Prompt
Read through the entries below and return each line with the word "archivos".

Records contained in a dataset:
*** Begin section ***

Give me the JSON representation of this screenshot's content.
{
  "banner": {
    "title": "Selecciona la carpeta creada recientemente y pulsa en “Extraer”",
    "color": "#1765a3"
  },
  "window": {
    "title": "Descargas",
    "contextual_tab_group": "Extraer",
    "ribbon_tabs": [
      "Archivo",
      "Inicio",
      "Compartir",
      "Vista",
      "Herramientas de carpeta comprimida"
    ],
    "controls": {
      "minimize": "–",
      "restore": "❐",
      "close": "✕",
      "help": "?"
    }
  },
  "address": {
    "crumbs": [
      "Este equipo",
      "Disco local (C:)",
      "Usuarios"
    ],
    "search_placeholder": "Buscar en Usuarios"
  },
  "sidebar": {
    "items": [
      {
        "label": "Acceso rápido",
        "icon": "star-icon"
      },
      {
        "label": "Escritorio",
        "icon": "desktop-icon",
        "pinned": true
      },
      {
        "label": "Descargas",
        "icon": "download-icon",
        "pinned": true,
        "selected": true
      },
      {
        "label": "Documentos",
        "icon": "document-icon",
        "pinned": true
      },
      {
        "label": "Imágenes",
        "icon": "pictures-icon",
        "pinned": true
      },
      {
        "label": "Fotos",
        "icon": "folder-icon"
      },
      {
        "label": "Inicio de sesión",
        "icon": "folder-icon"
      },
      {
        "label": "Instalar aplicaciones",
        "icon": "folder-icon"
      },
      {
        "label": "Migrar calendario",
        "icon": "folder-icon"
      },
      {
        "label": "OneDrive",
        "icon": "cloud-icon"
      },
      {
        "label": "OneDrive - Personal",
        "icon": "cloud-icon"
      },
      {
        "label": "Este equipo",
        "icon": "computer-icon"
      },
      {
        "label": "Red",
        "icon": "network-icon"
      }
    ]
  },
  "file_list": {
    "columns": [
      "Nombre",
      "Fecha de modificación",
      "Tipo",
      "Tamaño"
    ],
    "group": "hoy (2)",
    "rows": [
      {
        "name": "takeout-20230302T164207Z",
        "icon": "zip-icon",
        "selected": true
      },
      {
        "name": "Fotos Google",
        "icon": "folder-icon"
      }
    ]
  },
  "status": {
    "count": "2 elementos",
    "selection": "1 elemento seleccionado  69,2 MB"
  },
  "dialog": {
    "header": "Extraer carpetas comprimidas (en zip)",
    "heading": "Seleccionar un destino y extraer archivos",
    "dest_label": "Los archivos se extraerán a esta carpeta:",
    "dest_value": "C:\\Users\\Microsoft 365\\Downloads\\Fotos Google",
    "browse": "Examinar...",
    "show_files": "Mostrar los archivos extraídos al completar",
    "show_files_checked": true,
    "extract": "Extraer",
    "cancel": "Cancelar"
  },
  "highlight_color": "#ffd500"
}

*** End section ***

Written response
    "heading": "Seleccionar un destino y extraer archivos",
    "dest_label": "Los archivos se extraerán a esta carpeta:",
    "show_files": "Mostrar los archivos extraídos al completar",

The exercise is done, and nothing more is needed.